__PROBLEM DESCRIPTION__
Each line containing the word "subtitle" should be found and copied.

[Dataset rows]
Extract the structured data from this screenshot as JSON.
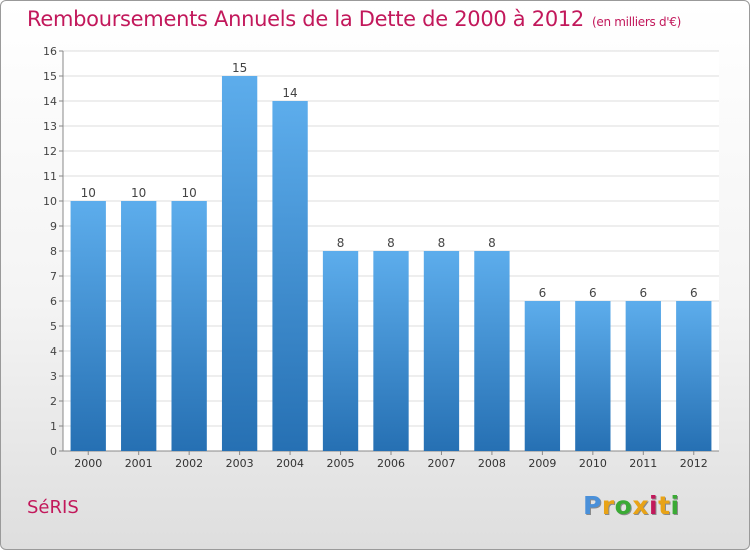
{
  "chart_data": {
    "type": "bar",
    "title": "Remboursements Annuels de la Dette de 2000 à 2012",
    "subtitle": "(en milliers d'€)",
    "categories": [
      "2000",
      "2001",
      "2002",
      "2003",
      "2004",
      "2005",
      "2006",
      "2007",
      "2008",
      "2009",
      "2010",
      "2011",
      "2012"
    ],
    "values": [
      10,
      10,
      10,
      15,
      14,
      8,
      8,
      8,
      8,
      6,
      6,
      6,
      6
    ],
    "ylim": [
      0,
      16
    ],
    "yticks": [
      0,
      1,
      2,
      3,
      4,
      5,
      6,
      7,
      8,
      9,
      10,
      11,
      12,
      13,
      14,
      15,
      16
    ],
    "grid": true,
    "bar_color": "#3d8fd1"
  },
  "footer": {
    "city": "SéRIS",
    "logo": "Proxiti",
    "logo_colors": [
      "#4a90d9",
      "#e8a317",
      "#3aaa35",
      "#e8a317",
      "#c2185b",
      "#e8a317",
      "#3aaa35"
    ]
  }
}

...

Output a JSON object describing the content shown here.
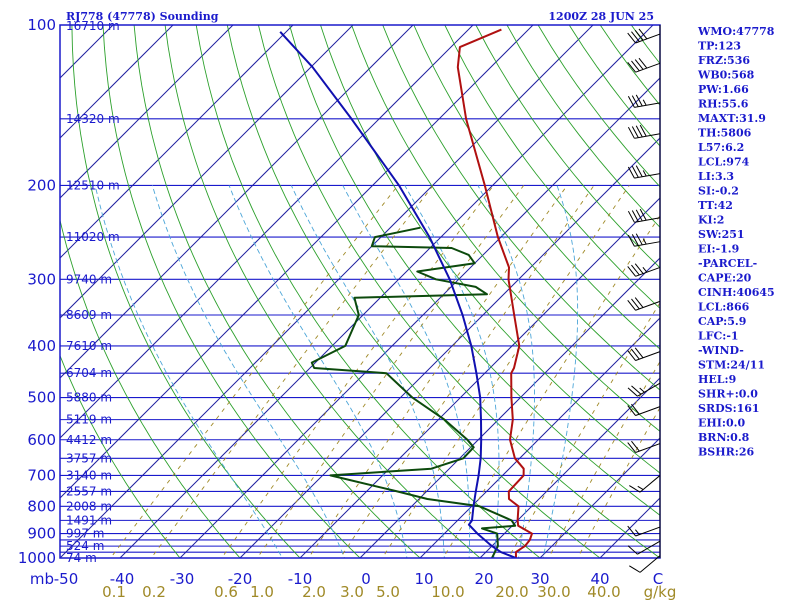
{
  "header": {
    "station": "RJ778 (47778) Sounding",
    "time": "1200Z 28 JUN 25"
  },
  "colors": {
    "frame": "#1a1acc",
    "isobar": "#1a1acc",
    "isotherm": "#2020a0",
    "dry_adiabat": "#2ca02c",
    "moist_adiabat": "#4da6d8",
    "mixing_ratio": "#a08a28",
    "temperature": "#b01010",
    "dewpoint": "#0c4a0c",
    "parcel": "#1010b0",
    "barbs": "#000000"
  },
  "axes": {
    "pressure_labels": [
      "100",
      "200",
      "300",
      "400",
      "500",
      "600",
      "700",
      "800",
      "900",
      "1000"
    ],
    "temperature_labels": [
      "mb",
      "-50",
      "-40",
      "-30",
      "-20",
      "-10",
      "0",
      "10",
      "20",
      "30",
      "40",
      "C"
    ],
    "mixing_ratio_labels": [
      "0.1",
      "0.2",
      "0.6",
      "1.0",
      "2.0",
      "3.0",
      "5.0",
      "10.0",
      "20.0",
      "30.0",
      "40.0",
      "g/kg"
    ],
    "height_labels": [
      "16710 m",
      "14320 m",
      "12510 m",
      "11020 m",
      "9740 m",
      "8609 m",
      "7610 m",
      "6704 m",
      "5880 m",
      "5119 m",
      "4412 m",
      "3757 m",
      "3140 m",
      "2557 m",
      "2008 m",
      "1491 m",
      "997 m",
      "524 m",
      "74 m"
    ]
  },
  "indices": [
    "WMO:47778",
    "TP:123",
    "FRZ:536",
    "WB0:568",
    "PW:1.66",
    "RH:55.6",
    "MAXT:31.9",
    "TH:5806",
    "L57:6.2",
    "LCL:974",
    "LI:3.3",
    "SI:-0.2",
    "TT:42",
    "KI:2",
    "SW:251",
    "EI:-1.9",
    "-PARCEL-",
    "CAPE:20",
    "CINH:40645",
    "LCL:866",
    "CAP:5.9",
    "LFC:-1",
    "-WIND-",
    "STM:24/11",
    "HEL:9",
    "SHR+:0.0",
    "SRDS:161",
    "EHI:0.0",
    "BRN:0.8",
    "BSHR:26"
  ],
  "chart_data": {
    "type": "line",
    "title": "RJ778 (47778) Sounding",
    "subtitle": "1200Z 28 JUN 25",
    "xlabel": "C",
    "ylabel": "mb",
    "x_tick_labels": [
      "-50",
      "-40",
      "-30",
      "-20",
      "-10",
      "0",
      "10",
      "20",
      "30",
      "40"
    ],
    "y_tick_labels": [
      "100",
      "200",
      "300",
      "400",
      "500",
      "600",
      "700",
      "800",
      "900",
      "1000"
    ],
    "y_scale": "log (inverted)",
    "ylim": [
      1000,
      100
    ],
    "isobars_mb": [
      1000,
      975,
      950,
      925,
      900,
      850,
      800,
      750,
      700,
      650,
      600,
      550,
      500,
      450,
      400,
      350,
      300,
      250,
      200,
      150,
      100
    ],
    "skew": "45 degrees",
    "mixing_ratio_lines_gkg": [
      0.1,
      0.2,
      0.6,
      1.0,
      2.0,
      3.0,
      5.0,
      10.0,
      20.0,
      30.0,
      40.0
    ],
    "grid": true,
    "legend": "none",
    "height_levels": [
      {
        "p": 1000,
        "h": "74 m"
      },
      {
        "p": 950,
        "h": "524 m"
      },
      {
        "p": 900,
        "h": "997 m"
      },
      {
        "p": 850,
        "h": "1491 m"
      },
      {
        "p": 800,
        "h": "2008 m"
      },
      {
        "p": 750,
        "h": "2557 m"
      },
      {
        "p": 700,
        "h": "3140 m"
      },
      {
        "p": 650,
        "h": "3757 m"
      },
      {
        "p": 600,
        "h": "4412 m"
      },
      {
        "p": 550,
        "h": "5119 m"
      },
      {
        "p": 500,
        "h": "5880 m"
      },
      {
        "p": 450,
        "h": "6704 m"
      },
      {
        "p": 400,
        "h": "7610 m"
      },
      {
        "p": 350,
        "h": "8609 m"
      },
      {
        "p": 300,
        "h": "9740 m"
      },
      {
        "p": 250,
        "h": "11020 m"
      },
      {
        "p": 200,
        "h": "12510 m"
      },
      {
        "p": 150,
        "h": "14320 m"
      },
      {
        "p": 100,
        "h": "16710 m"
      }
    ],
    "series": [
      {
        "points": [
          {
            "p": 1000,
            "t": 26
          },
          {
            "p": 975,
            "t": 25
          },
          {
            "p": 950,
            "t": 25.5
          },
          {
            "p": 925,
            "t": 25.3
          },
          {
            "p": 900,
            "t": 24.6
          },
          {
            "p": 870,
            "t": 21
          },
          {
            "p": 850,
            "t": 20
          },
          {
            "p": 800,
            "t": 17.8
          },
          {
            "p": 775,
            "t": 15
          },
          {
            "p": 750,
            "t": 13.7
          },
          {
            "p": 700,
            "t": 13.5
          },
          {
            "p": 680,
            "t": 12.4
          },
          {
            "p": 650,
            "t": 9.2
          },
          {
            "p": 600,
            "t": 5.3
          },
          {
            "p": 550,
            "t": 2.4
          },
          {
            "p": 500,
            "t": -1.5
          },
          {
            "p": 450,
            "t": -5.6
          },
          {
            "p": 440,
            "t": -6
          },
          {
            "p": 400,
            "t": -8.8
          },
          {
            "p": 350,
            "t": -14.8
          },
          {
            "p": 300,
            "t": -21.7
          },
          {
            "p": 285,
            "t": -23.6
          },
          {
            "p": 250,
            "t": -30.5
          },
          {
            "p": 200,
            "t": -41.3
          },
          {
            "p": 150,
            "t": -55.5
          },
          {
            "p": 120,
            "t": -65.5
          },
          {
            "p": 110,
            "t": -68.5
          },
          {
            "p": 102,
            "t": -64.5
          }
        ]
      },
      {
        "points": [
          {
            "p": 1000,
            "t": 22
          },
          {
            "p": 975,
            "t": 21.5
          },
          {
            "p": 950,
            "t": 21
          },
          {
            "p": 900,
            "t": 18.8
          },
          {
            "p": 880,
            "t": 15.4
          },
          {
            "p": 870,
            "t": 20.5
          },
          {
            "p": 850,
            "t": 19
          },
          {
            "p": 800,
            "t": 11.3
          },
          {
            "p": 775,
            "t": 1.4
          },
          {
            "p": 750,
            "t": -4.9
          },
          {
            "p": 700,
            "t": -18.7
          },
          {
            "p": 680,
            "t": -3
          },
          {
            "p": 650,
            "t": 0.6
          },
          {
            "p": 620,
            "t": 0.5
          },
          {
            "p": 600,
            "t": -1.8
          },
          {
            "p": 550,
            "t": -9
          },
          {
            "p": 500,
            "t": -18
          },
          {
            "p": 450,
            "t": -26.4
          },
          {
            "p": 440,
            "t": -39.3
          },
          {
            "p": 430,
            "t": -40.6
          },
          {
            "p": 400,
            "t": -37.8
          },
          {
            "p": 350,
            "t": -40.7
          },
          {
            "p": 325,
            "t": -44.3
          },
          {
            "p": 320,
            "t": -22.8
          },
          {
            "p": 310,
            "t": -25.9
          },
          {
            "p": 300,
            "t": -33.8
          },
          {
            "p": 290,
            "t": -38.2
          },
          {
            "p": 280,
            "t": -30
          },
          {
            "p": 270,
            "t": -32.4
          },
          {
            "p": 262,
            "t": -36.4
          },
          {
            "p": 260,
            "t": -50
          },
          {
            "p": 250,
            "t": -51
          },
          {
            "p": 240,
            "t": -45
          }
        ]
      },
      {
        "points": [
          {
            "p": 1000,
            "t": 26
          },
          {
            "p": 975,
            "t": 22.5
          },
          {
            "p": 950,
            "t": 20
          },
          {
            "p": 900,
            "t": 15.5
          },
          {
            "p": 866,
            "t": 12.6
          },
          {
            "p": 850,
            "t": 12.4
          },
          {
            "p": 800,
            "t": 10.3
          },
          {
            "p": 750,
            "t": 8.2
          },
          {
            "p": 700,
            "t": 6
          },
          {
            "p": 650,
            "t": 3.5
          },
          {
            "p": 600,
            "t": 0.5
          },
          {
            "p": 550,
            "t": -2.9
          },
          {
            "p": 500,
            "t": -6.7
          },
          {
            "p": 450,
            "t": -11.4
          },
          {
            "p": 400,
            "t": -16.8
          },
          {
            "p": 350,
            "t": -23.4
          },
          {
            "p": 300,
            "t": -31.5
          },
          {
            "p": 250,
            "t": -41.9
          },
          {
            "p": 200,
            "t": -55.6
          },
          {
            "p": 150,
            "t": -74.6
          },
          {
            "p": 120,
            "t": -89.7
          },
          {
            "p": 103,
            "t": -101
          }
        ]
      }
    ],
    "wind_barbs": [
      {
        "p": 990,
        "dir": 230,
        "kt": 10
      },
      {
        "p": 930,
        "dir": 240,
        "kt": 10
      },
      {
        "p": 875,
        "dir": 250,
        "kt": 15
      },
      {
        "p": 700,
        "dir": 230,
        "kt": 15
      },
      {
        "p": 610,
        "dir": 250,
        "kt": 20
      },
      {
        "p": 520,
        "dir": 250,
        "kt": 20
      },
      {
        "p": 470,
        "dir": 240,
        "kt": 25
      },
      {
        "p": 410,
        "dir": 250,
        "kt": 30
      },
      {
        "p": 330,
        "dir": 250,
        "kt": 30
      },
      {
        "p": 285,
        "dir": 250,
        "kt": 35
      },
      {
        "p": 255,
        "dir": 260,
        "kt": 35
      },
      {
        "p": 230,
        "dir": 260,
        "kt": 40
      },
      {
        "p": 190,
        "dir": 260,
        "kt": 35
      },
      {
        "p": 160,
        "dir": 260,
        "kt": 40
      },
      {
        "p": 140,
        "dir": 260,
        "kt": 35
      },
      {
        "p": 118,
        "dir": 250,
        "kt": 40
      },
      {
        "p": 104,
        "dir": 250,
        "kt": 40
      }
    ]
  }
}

__SOLVED PROBLEM__
    "subtitle": "(en milliers d'€)",
    "subtitle": "1200Z 28 JUN 25",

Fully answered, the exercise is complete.